RECORDS SUPPLIED>
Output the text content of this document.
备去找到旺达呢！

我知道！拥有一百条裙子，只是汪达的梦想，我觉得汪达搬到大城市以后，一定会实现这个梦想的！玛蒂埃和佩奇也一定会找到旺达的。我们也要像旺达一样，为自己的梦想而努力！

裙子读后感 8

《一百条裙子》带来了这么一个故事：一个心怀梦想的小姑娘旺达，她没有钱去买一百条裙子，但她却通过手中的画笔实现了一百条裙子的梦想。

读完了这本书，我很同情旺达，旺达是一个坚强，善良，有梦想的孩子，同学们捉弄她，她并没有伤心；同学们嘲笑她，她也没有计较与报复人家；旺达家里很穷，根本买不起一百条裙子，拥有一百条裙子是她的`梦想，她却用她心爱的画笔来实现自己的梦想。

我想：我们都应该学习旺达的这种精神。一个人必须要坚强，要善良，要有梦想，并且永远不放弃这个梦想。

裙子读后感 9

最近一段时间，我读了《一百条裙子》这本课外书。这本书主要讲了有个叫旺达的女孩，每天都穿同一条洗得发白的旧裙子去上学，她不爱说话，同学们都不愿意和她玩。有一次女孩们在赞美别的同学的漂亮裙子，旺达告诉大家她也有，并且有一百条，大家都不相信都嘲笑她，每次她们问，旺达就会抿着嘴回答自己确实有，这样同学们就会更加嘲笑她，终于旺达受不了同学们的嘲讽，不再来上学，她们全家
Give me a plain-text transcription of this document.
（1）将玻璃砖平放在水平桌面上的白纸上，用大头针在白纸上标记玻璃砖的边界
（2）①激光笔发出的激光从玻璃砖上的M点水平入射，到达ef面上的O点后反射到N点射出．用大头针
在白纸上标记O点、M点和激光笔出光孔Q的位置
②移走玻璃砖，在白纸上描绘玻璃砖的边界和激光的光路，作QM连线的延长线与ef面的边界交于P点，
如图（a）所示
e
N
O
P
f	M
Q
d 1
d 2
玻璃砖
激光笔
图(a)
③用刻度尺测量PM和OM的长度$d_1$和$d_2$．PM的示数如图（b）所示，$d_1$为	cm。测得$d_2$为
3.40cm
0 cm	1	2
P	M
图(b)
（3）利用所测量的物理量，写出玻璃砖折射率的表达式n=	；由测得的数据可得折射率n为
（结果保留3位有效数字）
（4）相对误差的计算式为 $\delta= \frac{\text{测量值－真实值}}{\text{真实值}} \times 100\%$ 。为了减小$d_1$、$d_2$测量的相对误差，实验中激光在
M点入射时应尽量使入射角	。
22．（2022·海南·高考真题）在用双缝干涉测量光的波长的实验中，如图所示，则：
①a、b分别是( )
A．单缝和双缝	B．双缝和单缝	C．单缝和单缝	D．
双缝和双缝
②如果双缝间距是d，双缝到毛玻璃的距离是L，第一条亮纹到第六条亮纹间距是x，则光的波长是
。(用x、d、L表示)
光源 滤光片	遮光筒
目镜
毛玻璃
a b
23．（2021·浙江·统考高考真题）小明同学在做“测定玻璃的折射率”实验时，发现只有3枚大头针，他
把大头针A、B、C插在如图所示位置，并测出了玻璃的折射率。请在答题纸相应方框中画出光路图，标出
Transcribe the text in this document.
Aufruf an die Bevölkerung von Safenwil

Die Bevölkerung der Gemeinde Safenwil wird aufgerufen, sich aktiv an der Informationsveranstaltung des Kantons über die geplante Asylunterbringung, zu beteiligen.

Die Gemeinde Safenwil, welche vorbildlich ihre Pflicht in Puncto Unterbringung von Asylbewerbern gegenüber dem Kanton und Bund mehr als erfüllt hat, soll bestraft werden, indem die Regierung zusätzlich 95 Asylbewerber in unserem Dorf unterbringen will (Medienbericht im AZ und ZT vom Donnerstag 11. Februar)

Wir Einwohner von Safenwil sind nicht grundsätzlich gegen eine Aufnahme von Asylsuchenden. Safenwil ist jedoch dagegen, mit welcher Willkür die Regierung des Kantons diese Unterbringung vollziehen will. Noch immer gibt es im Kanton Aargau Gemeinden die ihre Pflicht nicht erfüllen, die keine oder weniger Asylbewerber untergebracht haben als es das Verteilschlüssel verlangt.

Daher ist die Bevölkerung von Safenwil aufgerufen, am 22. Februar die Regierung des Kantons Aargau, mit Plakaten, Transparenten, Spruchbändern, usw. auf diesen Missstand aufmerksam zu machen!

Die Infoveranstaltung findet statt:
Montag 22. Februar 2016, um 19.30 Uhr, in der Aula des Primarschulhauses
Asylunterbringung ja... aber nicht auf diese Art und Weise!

WRITTEN PROBLEM> Copy every line verbatim.

CORRECT RESULT>
Output the text content of this document.
备去找到旺达呢！

我知道！拥有一百条裙子，只是汪达的梦想，我觉得汪达搬到大城市以后，一定会实现这个梦想的！玛蒂埃和佩奇也一定会找到旺达的。我们也要像旺达一样，为自己的梦想而努力！

裙子读后感 8

《一百条裙子》带来了这么一个故事：一个心怀梦想的小姑娘旺达，她没有钱去买一百条裙子，但她却通过手中的画笔实现了一百条裙子的梦想。

读完了这本书，我很同情旺达，旺达是一个坚强，善良，有梦想的孩子，同学们捉弄她，她并没有伤心；同学们嘲笑她，她也没有计较与报复人家；旺达家里很穷，根本买不起一百条裙子，拥有一百条裙子是她的`梦想，她却用她心爱的画笔来实现自己的梦想。

我想：我们都应该学习旺达的这种精神。一个人必须要坚强，要善良，要有梦想，并且永远不放弃这个梦想。

裙子读后感 9

最近一段时间，我读了《一百条裙子》这本课外书。这本书主要讲了有个叫旺达的女孩，每天都穿同一条洗得发白的旧裙子去上学，她不爱说话，同学们都不愿意和她玩。有一次女孩们在赞美别的同学的漂亮裙子，旺达告诉大家她也有，并且有一百条，大家都不相信都嘲笑她，每次她们问，旺达就会抿着嘴回答自己确实有，这样同学们就会更加嘲笑她，终于旺达受不了同学们的嘲讽，不再来上学，她们全家
Give me a plain-text transcription of this document.
（1）将玻璃砖平放在水平桌面上的白纸上，用大头针在白纸上标记玻璃砖的边界
（2）①激光笔发出的激光从玻璃砖上的M点水平入射，到达ef面上的O点后反射到N点射出．用大头针
在白纸上标记O点、M点和激光笔出光孔Q的位置
②移走玻璃砖，在白纸上描绘玻璃砖的边界和激光的光路，作QM连线的延长线与ef面的边界交于P点，
如图（a）所示
e
N
O
P
f	M
Q
d 1
d 2
玻璃砖
激光笔
图(a)
③用刻度尺测量PM和OM的长度$d_1$和$d_2$．PM的示数如图（b）所示，$d_1$为	cm。测得$d_2$为
3.40cm
0 cm	1	2
P	M
图(b)
（3）利用所测量的物理量，写出玻璃砖折射率的表达式n=	；由测得的数据可得折射率n为
（结果保留3位有效数字）
（4）相对误差的计算式为 $\delta= \frac{\text{测量值－真实值}}{\text{真实值}} \times 100\%$ 。为了减小$d_1$、$d_2$测量的相对误差，实验中激光在
M点入射时应尽量使入射角	。
22．（2022·海南·高考真题）在用双缝干涉测量光的波长的实验中，如图所示，则：
①a、b分别是( )
A．单缝和双缝	B．双缝和单缝	C．单缝和单缝	D．
双缝和双缝
②如果双缝间距是d，双缝到毛玻璃的距离是L，第一条亮纹到第六条亮纹间距是x，则光的波长是
。(用x、d、L表示)
光源 滤光片	遮光筒
目镜
毛玻璃
a b
23．（2021·浙江·统考高考真题）小明同学在做“测定玻璃的折射率”实验时，发现只有3枚大头针，他
把大头针A、B、C插在如图所示位置，并测出了玻璃的折射率。请在答题纸相应方框中画出光路图，标出
Transcribe the text in this document.
Aufruf an die Bevölkerung von Safenwil

Die Bevölkerung der Gemeinde Safenwil wird aufgerufen, sich aktiv an der Informationsveranstaltung des Kantons über die geplante Asylunterbringung, zu beteiligen.

Die Gemeinde Safenwil, welche vorbildlich ihre Pflicht in Puncto Unterbringung von Asylbewerbern gegenüber dem Kanton und Bund mehr als erfüllt hat, soll bestraft werden, indem die Regierung zusätzlich 95 Asylbewerber in unserem Dorf unterbringen will (Medienbericht im AZ und ZT vom Donnerstag 11. Februar)

Wir Einwohner von Safenwil sind nicht grundsätzlich gegen eine Aufnahme von Asylsuchenden. Safenwil ist jedoch dagegen, mit welcher Willkür die Regierung des Kantons diese Unterbringung vollziehen will. Noch immer gibt es im Kanton Aargau Gemeinden die ihre Pflicht nicht erfüllen, die keine oder weniger Asylbewerber untergebracht haben als es das Verteilschlüssel verlangt.

Daher ist die Bevölkerung von Safenwil aufgerufen, am 22. Februar die Regierung des Kantons Aargau, mit Plakaten, Transparenten, Spruchbändern, usw. auf diesen Missstand aufmerksam zu machen!

Die Infoveranstaltung findet statt:
Montag 22. Februar 2016, um 19.30 Uhr, in der Aula des Primarschulhauses
Asylunterbringung ja... aber nicht auf diese Art und Weise!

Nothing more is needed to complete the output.